I agree with the article, I personally don't see it contradicting GTD much because processing and organizing are separate processes. It doesn't say - don't process the information for example. It just focuses on organization of the information itself.

GTD consists of 5 phases of workflow, i.e.
Collect
Process
Organize
Review
Do

Processing could only be done by the meat brain, i.e. you have to decide what the information represents, is it actionable or not and so on.
Organizing however is a different process, it doesn't necessarily require your meat brain.

It's true that the less time you spend on organization - the better, as long as you can still see everything you need to see at the appropriate time. Technology isn't replacing the processing/decision making, it's replacing organizing.

The article isn't really clear about a distinction between processed and unprocessed information though.
There is still no contradiction with GTD in any case. You could still do or not do GTD. If you don't do GTD and don't process the information yourself then you'd just stay personally less organized regardless of how the information itself is organized because you can't automate your personal decision making process about what the information means to you, that's all.

GTD is really not about just organizing stuff, you know.

* INFORMATION PROVIDED
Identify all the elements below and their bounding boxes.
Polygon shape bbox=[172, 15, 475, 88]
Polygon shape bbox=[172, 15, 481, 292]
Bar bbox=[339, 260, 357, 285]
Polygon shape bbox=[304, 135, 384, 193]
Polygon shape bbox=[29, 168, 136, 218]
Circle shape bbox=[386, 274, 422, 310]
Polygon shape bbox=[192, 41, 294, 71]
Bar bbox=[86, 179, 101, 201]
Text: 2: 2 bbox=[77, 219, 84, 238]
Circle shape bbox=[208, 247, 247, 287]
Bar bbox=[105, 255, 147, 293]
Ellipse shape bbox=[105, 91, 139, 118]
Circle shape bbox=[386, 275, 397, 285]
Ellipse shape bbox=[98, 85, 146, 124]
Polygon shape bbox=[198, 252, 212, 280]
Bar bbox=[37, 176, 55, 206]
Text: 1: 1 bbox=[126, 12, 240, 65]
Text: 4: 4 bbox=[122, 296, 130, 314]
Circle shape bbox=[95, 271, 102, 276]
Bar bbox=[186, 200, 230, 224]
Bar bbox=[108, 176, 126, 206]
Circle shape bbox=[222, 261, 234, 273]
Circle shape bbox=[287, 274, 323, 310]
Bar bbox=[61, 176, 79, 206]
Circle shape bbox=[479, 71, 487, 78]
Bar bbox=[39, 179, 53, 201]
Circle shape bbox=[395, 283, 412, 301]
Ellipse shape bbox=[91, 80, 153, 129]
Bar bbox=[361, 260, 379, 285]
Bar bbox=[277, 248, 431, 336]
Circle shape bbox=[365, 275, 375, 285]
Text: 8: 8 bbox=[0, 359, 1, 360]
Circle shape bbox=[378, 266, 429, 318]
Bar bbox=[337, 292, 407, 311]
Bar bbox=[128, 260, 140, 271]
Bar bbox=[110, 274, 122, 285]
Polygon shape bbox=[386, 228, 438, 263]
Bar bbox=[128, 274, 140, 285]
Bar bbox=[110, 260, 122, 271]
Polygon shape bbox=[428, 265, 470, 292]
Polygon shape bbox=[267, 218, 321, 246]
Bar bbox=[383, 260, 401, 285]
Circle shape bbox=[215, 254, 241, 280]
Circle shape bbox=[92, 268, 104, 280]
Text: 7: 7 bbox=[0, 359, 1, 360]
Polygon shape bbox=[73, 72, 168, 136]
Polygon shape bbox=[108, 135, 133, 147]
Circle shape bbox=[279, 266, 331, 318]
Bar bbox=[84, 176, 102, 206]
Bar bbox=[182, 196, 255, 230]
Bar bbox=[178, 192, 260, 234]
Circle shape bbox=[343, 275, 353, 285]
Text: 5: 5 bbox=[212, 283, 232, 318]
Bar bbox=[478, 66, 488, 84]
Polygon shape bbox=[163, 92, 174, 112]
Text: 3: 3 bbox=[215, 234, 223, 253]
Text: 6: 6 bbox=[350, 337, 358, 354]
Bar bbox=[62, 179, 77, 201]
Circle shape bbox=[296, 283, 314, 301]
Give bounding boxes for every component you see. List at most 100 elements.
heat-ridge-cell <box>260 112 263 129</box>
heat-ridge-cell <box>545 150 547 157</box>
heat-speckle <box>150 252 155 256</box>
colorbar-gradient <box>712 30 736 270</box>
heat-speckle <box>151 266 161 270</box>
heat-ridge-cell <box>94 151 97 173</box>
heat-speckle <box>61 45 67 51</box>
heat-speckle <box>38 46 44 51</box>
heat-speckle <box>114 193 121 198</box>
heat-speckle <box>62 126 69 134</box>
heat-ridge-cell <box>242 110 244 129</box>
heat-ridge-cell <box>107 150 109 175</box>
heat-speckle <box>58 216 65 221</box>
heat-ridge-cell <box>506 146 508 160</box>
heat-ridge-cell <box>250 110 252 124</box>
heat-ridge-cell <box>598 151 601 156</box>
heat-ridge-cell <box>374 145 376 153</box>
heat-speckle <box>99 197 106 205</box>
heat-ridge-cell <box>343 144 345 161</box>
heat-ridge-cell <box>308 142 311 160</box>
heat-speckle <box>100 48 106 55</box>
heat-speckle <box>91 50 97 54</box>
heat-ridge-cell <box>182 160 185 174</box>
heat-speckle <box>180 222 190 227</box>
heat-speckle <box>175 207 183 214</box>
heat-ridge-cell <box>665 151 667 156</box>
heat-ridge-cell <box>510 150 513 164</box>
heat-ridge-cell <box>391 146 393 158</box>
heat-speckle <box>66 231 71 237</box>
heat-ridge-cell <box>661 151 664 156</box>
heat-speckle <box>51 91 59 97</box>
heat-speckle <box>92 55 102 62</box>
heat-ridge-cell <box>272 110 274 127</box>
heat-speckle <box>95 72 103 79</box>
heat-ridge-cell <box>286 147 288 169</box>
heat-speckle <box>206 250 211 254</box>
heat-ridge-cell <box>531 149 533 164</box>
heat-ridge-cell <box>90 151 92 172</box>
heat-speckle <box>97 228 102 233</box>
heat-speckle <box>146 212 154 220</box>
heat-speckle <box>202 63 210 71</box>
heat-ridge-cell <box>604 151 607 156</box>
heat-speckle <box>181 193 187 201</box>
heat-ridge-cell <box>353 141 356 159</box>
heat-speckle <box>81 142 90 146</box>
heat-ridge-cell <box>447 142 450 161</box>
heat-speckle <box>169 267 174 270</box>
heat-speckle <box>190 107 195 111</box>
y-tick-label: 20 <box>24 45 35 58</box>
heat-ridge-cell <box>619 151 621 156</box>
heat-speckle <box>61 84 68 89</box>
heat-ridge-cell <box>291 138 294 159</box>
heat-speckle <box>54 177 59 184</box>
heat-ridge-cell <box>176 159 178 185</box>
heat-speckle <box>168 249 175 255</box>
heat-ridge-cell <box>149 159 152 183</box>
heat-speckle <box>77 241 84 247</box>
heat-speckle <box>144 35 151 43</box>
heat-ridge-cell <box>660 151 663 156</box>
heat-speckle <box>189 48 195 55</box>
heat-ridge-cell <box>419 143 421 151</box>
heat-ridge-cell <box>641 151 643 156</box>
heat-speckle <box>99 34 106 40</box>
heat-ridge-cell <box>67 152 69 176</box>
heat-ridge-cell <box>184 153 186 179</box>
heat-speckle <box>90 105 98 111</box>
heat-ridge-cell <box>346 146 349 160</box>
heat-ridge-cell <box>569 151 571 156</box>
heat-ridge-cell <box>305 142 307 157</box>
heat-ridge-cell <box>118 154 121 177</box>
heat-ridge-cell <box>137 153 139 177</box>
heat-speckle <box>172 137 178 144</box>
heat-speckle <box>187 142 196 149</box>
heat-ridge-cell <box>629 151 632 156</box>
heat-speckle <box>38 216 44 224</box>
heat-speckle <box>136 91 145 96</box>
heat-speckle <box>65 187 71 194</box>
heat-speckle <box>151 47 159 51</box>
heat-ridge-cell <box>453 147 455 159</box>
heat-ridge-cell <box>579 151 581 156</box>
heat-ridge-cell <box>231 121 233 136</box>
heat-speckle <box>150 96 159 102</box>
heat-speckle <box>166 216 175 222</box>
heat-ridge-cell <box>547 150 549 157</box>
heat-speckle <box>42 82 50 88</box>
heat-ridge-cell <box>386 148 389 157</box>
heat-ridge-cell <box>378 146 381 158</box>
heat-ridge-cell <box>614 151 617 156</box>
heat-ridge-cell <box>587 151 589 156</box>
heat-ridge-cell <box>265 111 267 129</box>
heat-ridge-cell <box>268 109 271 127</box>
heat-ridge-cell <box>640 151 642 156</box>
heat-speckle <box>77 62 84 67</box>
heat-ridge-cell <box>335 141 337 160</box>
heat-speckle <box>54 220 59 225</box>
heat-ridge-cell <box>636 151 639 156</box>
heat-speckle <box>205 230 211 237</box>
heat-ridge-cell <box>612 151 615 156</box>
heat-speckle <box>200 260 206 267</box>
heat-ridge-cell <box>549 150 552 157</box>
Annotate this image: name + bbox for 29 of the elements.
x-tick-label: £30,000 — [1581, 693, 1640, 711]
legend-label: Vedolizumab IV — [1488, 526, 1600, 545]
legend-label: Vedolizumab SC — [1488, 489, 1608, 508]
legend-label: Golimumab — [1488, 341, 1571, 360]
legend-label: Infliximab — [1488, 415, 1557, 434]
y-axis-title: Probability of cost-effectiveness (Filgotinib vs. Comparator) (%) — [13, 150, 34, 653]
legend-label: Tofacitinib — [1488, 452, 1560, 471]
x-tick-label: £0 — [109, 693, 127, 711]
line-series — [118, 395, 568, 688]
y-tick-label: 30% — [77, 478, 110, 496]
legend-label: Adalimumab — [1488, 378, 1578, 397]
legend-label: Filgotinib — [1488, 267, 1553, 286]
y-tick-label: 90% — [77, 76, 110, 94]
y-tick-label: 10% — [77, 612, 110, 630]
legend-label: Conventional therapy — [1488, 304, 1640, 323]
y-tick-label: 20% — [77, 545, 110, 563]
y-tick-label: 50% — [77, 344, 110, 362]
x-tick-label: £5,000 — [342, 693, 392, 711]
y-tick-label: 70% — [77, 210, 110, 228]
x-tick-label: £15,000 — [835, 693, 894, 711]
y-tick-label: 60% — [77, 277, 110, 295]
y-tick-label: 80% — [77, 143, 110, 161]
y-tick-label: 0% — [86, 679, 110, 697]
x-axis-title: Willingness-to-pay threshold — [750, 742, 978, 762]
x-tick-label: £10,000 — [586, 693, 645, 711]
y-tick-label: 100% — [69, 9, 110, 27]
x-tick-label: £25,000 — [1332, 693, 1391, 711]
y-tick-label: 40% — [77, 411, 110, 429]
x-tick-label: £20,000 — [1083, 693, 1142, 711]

* WHAT THIS EXERCISE ASKS
**A)** In the comment on GTD, what is the one thing that technology is said to be replacing?
**B)** Repeat word for word the part of the comment on GTD starting with "Organizing however is" and going on through "stuff, you know.".

* REPLIES
**A)** Technology is replacing organizing, not the processing or decision making.

**B)**
Organizing however is a different process, it doesn't necessarily require your meat brain.

It's true that the less time you spend on organization - the better, as long as you can still see everything you need to see at the appropriate time. Technology isn't replacing the processing/decision making, it's replacing organizing.

The article isn't really clear about a distinction between processed and unprocessed information though.
There is still no contradiction with GTD in any case. You could still do or not do GTD. If you don't do GTD and don't process the information yourself then you'd just stay personally less organized regardless of how the information itself is organized because you can't automate your personal decision making process about what the information means to you, that's all.

GTD is really not about just organizing stuff, you know.